(Extracted records)

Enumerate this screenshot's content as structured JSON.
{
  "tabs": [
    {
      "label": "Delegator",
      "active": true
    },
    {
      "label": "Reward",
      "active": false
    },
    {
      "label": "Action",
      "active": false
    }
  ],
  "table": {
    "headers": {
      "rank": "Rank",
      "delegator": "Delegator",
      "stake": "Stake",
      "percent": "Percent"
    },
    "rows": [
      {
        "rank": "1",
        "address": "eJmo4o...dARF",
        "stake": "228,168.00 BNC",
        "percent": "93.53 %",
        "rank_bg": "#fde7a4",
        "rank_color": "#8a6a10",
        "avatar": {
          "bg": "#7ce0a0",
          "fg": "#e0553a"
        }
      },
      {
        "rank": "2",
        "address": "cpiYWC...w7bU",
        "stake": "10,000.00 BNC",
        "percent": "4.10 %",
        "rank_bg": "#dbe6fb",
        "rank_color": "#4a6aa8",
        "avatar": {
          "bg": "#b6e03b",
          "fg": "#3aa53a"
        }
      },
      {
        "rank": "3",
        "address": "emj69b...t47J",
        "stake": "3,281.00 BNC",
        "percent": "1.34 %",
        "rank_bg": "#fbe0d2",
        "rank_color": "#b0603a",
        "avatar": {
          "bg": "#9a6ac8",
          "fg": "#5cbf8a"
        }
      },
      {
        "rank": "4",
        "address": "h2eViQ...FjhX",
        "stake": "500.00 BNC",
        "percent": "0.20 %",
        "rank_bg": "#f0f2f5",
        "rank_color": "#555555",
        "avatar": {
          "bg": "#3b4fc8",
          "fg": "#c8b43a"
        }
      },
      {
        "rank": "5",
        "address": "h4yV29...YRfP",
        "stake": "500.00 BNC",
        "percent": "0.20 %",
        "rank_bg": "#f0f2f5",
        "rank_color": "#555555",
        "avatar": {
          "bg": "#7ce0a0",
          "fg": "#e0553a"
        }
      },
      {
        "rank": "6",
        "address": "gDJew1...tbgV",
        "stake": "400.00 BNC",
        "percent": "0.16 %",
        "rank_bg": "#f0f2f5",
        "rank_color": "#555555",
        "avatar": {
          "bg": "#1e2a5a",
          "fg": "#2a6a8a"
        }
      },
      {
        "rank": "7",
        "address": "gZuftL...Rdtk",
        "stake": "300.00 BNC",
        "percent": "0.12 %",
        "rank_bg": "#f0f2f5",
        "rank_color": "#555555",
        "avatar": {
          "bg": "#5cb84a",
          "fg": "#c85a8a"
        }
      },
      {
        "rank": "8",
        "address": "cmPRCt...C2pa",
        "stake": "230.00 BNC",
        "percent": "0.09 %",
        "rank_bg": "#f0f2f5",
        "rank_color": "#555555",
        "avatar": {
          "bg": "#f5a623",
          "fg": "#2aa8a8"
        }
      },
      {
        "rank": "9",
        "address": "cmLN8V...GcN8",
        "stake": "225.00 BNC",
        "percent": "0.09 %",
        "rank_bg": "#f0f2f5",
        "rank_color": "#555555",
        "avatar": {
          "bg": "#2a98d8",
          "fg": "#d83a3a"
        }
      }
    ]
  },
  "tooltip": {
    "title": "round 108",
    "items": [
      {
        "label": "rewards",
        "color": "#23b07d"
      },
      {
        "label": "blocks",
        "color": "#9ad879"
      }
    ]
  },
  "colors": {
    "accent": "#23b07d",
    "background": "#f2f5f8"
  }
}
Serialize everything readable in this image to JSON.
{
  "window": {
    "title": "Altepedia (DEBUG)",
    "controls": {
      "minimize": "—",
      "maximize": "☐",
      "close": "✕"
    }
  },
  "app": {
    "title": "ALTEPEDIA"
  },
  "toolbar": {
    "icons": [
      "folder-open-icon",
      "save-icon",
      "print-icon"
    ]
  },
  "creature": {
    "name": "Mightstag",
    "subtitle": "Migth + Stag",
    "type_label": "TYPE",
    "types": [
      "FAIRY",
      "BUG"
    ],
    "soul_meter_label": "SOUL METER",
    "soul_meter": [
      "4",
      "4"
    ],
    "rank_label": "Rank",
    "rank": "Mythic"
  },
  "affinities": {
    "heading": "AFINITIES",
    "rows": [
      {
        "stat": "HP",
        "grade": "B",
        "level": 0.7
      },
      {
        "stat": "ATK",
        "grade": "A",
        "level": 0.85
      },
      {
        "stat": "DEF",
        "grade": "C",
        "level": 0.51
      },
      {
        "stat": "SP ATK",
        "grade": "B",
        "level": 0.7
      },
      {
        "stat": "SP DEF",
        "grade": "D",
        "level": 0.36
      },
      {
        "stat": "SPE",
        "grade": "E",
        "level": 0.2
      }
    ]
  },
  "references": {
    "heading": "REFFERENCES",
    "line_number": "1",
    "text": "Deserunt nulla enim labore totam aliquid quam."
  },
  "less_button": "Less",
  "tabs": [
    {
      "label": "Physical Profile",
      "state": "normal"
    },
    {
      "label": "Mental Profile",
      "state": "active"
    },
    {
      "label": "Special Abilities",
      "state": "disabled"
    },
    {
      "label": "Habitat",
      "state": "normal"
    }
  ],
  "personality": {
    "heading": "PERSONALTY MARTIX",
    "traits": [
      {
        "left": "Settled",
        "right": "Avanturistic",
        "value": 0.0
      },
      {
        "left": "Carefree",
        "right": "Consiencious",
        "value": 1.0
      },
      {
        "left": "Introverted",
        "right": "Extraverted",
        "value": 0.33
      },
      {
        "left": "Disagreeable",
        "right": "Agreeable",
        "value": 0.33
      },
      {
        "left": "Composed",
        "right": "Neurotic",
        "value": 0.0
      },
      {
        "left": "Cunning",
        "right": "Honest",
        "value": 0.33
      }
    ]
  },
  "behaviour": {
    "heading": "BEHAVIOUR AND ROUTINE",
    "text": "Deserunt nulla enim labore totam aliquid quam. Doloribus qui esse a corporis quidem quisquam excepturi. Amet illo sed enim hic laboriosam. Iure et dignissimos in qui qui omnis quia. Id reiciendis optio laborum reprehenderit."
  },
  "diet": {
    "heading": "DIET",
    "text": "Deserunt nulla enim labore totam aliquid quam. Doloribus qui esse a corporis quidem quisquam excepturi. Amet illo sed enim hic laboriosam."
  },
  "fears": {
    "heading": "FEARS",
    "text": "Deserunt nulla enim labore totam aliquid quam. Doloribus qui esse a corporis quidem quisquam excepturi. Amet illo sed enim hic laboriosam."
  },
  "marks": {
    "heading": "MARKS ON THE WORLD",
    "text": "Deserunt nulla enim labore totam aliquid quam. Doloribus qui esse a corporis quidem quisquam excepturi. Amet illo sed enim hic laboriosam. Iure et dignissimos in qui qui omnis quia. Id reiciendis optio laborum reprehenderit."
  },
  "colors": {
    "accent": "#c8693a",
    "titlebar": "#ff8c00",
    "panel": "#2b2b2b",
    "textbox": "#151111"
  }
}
--
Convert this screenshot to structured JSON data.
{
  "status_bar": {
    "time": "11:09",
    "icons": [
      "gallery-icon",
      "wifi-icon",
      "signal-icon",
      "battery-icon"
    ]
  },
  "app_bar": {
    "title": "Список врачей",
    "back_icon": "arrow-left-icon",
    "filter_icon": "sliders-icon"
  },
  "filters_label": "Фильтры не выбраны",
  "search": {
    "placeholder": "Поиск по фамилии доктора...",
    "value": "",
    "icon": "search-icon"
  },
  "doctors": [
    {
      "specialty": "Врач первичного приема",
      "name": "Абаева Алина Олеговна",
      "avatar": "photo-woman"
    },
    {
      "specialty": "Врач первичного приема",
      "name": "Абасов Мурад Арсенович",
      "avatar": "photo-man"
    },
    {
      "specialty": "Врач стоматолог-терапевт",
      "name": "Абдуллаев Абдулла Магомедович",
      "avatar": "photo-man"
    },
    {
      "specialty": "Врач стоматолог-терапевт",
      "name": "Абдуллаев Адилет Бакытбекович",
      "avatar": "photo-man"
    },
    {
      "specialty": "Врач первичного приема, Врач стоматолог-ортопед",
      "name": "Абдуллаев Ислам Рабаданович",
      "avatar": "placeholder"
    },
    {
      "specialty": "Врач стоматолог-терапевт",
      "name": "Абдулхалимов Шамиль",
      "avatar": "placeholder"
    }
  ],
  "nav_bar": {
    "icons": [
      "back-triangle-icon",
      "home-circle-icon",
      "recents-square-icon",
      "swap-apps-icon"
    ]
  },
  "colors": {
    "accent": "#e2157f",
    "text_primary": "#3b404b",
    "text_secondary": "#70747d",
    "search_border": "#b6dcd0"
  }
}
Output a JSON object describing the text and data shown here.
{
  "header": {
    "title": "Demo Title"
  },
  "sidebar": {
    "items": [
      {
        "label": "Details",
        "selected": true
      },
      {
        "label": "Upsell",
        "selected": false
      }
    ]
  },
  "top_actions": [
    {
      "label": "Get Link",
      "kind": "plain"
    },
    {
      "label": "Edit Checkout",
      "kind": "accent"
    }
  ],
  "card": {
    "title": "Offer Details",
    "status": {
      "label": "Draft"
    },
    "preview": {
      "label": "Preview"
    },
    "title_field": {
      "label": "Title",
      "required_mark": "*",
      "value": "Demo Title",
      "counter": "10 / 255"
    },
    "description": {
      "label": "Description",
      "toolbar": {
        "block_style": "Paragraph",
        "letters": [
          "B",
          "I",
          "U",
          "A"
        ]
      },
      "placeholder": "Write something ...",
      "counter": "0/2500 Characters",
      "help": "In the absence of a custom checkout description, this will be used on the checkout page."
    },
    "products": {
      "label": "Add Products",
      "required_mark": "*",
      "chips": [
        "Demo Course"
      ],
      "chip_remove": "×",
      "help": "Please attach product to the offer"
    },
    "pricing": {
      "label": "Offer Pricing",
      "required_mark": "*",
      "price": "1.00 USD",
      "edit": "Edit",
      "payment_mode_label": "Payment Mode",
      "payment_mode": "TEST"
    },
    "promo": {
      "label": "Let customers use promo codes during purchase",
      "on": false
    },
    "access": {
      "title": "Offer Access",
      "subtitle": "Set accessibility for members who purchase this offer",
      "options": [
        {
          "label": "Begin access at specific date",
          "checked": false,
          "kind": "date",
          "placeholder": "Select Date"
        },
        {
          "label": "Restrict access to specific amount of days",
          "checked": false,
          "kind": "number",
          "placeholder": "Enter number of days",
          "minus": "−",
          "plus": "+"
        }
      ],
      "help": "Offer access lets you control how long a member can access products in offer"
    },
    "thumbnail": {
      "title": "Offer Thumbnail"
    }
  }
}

Stated problem →
Scan the records for the string "Delegator". Copy each line in which it appears.

Response to this task →
      "label": "Delegator",
      "delegator": "Delegator",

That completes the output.